# PAGE

This system would be an excellent input to the pilot for managing glide path
when the ILS system is inoperative. The PAPI (precision approach path
indicator) light system also provides guidance but it’s not a very tight path.

------
joshvm
How do modern HUDs overlay the runway? For example even the Shuttle displayed
a runway outline during landing [1]. Is it just really good position
determination or is it computer vision? I assume once you're on the localiser
the aircraft has a pretty good idea of the runway geometry.

[1]
[https://m.youtube.com/watch?v=8W4cfIyNvts](https://m.youtube.com/watch?v=8W4cfIyNvts)

------
souterrain
> A plane can land automatically using ILS and other systems, but it’s rare
> and, even when they do it, it isn’t truly autonomous — it’s more like the
> airport is flying the plane by wire.

This is a misunderstanding of ILS. ILS provides inputs to the pilot and the
instruments on board. It’s not like fly-by-wire at all.

------
redis_mlc
Like usual, I don't even know where to start with the ill-informed HN comments
on aviation ...

This was a landing on a blue-sky day in a country, Germany, with almost no
airports compared to the USA.

So although handy for a "pinch-hitter" type emergency landing in broad
daylight with one airport and one runway in sight, otherwise it's of little
practical use.

Also, any landing attempt has 2 outcomes: a landing or a go-around. If the
tower says at 50' AGL, "there's a deer on the runway, go around." what would
this system do exactly?

Note that some biz jets do have synthetic vision now that can be used in IMC,
but not trainers.

# RAW RECORDS
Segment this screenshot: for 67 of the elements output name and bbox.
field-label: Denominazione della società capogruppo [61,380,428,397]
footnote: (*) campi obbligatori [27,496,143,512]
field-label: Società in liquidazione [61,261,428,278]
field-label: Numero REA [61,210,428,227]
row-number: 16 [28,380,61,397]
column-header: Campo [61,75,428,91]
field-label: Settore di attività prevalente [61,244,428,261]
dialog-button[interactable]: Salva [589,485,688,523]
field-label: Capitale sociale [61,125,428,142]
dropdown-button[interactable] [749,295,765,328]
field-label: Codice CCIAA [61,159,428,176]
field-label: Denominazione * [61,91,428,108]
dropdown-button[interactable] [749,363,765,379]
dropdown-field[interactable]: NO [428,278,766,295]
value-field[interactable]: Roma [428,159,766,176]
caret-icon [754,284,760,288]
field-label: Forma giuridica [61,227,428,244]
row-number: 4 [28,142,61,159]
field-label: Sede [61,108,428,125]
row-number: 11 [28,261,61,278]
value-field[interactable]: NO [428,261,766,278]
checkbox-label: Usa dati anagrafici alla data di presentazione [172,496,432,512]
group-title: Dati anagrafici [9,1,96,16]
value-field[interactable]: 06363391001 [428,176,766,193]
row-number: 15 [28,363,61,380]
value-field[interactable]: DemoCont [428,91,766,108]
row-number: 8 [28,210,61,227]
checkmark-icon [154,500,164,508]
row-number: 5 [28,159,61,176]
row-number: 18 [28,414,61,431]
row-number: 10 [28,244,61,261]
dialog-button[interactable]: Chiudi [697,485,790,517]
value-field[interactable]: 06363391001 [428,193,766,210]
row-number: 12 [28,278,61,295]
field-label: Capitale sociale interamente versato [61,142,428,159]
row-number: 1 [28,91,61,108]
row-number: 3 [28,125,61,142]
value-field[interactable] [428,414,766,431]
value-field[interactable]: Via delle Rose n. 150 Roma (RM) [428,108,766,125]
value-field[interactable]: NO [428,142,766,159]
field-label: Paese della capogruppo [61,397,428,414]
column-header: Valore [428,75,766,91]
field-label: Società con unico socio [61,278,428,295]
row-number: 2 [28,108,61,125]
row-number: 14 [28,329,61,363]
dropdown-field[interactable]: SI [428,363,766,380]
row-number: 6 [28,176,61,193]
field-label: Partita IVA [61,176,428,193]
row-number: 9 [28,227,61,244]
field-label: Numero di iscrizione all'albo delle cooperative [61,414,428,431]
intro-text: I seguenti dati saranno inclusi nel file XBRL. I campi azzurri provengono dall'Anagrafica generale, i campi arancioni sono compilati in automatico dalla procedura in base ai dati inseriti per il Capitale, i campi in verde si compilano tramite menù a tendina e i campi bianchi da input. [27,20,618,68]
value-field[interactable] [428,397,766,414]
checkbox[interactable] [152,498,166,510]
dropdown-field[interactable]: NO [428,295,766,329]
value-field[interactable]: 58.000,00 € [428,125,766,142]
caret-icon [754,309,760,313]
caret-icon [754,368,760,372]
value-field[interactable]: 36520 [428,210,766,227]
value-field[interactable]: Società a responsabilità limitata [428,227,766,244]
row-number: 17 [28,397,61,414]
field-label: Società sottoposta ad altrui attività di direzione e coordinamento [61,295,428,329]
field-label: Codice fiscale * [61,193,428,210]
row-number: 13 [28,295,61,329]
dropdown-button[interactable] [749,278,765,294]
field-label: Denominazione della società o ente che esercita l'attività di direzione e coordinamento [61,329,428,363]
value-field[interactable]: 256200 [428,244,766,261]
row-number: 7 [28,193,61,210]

# EXERCISE OBJECTIVE
Reproduce the part of the aviation thread from "This was a landing" up to and including "system do exactly?". Rely only on the aviation thread, not on the records.

# SOLUTION
This was a landing on a blue-sky day in a country, Germany, with almost no
airports compared to the USA.

So although handy for a "pinch-hitter" type emergency landing in broad
daylight with one airport and one runway in sight, otherwise it's of little
practical use.

Also, any landing attempt has 2 outcomes: a landing or a go-around. If the
tower says at 50' AGL, "there's a deer on the runway, go around." what would
this system do exactly?